> [EXERCISE BRIEF]:
All the data below goes into the copy word for word, but the pictures don't.

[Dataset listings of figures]
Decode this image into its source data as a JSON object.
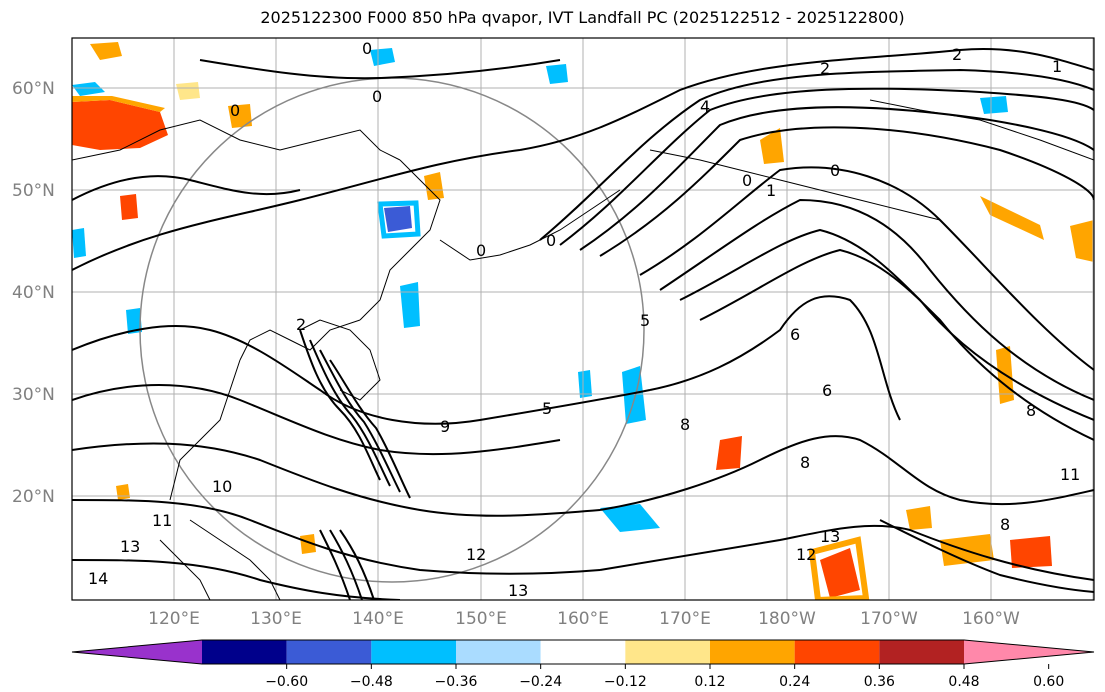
{
  "title": "2025122300 F000 850 hPa qvapor, IVT Landfall PC (2025122512 - 2025122800)",
  "map": {
    "lat_ticks": [
      "60°N",
      "50°N",
      "40°N",
      "30°N",
      "20°N"
    ],
    "lon_ticks": [
      "120°E",
      "130°E",
      "140°E",
      "150°E",
      "160°E",
      "170°E",
      "180°W",
      "170°W",
      "160°W"
    ],
    "contour_labels": [
      "0",
      "0",
      "0",
      "0",
      "0",
      "0",
      "0",
      "2",
      "2",
      "2",
      "1",
      "4",
      "5",
      "5",
      "6",
      "6",
      "8",
      "8",
      "8",
      "8",
      "9",
      "10",
      "11",
      "11",
      "12",
      "12",
      "13",
      "13",
      "13",
      "14",
      "1"
    ],
    "coast_color": "#000000",
    "grid_color": "#b0b0b0"
  },
  "colorbar": {
    "ticks": [
      "−0.60",
      "−0.48",
      "−0.36",
      "−0.24",
      "−0.12",
      "0.12",
      "0.24",
      "0.36",
      "0.48",
      "0.60"
    ],
    "colors": [
      "#9932cc",
      "#00008b",
      "#3b5bd6",
      "#00bfff",
      "#aadcff",
      "#ffffff",
      "#ffe68a",
      "#ffa500",
      "#ff4500",
      "#b22222",
      "#ff88aa"
    ]
  }
}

> [RIGHT ANSWER]:
Decode this image into its source data as a JSON object.
{
  "title": "2025122300 F000 850 hPa qvapor, IVT Landfall PC (2025122512 - 2025122800)",
  "map": {
    "lat_ticks": [
      "60°N",
      "50°N",
      "40°N",
      "30°N",
      "20°N"
    ],
    "lon_ticks": [
      "120°E",
      "130°E",
      "140°E",
      "150°E",
      "160°E",
      "170°E",
      "180°W",
      "170°W",
      "160°W"
    ],
    "contour_labels": [
      "0",
      "0",
      "0",
      "0",
      "0",
      "0",
      "0",
      "2",
      "2",
      "2",
      "1",
      "4",
      "5",
      "5",
      "6",
      "6",
      "8",
      "8",
      "8",
      "8",
      "9",
      "10",
      "11",
      "11",
      "12",
      "12",
      "13",
      "13",
      "13",
      "14",
      "1"
    ],
    "coast_color": "#000000",
    "grid_color": "#b0b0b0"
  },
  "colorbar": {
    "ticks": [
      "−0.60",
      "−0.48",
      "−0.36",
      "−0.24",
      "−0.12",
      "0.12",
      "0.24",
      "0.36",
      "0.48",
      "0.60"
    ],
    "colors": [
      "#9932cc",
      "#00008b",
      "#3b5bd6",
      "#00bfff",
      "#aadcff",
      "#ffffff",
      "#ffe68a",
      "#ffa500",
      "#ff4500",
      "#b22222",
      "#ff88aa"
    ]
  }
}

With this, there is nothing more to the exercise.